THE PROBLEM »
Report every line in the listing below where the string "Special" shows up.

Records from a dataset »
------------------------------------

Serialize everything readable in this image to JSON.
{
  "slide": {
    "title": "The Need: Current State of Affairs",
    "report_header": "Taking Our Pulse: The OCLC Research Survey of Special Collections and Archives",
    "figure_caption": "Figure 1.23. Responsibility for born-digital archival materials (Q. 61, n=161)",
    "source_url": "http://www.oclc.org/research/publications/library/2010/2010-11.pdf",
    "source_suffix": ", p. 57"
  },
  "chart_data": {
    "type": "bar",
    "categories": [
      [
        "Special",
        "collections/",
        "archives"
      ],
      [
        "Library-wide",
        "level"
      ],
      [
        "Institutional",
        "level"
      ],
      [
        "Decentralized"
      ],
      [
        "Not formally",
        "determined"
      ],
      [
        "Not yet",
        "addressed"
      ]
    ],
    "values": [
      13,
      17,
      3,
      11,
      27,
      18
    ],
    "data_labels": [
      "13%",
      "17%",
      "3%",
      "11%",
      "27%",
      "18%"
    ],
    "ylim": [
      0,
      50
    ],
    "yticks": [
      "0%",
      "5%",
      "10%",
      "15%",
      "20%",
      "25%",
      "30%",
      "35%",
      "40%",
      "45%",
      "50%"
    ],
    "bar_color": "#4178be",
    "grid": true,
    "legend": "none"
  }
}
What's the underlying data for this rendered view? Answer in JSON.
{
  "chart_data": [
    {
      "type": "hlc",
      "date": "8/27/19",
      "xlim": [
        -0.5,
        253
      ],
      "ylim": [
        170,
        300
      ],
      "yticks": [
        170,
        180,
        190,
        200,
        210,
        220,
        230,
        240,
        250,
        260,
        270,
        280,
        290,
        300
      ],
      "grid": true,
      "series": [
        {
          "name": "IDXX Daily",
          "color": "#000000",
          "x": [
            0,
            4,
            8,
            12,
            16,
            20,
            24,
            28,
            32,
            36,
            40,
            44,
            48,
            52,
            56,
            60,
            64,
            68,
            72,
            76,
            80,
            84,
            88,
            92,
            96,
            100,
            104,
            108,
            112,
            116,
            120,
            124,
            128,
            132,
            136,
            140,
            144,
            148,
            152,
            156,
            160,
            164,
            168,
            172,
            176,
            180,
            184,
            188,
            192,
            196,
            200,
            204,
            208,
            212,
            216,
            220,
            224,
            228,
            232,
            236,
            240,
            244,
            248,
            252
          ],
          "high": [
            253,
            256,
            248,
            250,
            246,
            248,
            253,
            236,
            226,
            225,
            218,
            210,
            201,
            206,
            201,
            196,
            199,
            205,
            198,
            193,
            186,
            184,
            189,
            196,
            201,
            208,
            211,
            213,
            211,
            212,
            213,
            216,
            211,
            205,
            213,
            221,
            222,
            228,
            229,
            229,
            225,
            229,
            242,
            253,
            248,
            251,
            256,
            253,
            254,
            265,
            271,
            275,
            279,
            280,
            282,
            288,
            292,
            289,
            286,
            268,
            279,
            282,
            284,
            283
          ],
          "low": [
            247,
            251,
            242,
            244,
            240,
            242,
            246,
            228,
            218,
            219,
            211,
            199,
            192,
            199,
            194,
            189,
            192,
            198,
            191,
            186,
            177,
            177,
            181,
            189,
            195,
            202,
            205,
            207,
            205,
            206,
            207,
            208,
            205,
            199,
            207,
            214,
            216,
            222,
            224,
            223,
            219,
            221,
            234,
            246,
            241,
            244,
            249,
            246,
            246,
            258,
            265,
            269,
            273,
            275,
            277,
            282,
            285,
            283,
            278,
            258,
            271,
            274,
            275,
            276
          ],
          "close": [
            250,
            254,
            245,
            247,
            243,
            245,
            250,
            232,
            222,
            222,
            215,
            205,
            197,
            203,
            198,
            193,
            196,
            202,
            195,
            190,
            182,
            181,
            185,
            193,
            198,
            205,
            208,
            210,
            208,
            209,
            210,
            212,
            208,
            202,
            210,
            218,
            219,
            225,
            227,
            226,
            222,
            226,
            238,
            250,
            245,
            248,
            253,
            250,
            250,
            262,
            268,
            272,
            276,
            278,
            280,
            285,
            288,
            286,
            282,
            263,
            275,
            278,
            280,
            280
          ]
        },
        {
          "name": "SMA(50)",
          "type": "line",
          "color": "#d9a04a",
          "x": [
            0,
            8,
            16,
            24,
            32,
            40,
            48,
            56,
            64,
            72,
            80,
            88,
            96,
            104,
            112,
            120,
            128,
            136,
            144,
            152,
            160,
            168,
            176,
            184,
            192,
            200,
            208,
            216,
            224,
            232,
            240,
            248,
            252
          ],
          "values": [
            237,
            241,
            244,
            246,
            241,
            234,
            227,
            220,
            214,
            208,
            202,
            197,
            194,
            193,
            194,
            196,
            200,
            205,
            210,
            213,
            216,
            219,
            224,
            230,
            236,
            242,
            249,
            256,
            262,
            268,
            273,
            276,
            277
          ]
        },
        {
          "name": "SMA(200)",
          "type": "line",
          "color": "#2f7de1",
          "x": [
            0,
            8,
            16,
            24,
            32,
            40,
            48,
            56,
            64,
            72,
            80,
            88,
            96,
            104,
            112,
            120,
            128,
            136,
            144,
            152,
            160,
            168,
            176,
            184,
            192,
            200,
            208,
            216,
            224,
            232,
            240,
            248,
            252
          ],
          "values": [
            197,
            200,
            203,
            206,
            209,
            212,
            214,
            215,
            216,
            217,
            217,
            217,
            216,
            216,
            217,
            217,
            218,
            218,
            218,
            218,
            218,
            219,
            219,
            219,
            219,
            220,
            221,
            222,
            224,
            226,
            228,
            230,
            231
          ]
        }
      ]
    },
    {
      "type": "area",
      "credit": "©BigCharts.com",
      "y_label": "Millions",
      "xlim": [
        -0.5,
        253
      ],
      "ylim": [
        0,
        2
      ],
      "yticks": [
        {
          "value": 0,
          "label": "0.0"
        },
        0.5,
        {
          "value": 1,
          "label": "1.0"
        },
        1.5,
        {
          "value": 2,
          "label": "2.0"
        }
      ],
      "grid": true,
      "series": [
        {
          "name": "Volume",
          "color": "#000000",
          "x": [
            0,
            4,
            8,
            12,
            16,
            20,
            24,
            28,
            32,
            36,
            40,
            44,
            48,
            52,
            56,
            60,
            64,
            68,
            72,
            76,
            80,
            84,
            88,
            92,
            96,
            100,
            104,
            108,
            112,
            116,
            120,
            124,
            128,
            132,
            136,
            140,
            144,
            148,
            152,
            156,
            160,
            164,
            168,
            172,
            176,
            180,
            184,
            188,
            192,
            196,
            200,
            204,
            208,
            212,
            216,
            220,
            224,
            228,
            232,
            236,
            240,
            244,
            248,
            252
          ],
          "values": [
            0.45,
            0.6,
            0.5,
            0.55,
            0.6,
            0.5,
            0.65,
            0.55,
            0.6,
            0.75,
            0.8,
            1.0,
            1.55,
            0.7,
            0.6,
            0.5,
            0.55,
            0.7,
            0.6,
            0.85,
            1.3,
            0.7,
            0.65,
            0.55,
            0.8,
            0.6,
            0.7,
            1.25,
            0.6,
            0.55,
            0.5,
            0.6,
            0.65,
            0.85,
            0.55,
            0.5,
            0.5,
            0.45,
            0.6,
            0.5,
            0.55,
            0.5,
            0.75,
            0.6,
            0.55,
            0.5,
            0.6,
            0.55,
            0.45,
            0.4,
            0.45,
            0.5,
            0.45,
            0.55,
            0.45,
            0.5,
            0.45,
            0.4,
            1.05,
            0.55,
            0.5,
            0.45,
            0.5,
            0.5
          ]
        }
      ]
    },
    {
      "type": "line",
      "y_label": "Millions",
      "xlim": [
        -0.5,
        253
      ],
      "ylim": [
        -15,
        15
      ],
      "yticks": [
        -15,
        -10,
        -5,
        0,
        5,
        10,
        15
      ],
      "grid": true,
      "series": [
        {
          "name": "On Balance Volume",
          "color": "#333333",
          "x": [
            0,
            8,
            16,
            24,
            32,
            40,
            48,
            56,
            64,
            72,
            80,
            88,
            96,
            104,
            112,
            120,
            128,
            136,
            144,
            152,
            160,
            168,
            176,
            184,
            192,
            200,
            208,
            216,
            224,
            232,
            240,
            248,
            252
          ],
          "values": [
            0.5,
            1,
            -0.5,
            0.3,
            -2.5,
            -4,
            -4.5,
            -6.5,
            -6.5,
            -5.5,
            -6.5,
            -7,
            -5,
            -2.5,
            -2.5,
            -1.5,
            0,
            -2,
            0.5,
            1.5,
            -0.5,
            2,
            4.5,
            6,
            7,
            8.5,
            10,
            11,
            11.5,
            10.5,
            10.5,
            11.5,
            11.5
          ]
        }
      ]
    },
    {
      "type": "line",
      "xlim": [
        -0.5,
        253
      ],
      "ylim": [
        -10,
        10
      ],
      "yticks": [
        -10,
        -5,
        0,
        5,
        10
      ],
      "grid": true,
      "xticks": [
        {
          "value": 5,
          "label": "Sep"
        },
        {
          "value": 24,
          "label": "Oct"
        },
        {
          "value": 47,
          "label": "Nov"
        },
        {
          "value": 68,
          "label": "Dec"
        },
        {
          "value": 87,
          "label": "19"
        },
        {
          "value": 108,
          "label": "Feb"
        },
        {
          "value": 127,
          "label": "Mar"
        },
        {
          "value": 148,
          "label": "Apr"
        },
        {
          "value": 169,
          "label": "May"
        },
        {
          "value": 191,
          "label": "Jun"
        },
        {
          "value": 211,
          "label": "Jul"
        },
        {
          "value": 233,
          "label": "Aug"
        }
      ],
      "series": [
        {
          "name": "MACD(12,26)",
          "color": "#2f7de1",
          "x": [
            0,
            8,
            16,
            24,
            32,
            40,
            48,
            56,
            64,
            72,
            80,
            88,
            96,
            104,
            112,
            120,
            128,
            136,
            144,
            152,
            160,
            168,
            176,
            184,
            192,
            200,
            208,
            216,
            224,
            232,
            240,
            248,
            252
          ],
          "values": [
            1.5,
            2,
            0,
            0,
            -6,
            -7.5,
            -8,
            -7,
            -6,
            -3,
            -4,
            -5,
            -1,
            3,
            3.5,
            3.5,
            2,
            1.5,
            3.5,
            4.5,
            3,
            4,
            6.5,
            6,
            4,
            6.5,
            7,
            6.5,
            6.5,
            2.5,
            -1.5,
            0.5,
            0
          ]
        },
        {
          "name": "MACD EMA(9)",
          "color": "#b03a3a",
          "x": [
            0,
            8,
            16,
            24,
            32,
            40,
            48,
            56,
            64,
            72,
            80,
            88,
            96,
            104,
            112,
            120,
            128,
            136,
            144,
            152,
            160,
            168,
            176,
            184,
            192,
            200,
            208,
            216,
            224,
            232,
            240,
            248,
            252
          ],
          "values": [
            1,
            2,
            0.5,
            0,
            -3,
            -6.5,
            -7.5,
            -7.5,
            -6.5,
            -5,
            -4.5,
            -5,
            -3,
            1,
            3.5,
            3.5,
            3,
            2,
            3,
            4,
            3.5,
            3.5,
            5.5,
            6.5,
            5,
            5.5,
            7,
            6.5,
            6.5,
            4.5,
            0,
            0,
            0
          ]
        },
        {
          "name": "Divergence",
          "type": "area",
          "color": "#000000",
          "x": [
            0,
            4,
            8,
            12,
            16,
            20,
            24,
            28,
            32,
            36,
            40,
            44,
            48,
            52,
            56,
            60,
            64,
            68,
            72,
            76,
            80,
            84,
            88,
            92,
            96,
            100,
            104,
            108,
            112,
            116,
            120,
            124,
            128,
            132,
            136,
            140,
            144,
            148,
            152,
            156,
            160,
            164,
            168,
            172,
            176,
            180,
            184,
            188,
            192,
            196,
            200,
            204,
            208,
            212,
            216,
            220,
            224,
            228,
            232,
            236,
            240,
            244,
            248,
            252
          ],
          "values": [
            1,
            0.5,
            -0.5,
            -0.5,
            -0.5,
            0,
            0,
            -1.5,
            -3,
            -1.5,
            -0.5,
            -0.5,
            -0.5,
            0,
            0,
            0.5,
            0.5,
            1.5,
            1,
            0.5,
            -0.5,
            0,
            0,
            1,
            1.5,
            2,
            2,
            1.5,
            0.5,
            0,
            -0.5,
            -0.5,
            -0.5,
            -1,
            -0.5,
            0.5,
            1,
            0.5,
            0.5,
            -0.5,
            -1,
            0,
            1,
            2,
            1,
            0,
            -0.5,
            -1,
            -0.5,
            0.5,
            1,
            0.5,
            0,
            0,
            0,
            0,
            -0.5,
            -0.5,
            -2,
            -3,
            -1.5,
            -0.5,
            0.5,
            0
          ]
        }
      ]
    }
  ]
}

------------------------------------

RESULT OF THE TASK »
    "report_header": "Taking Our Pulse: The OCLC Research Survey of Special Collections and Archives",
        "Special",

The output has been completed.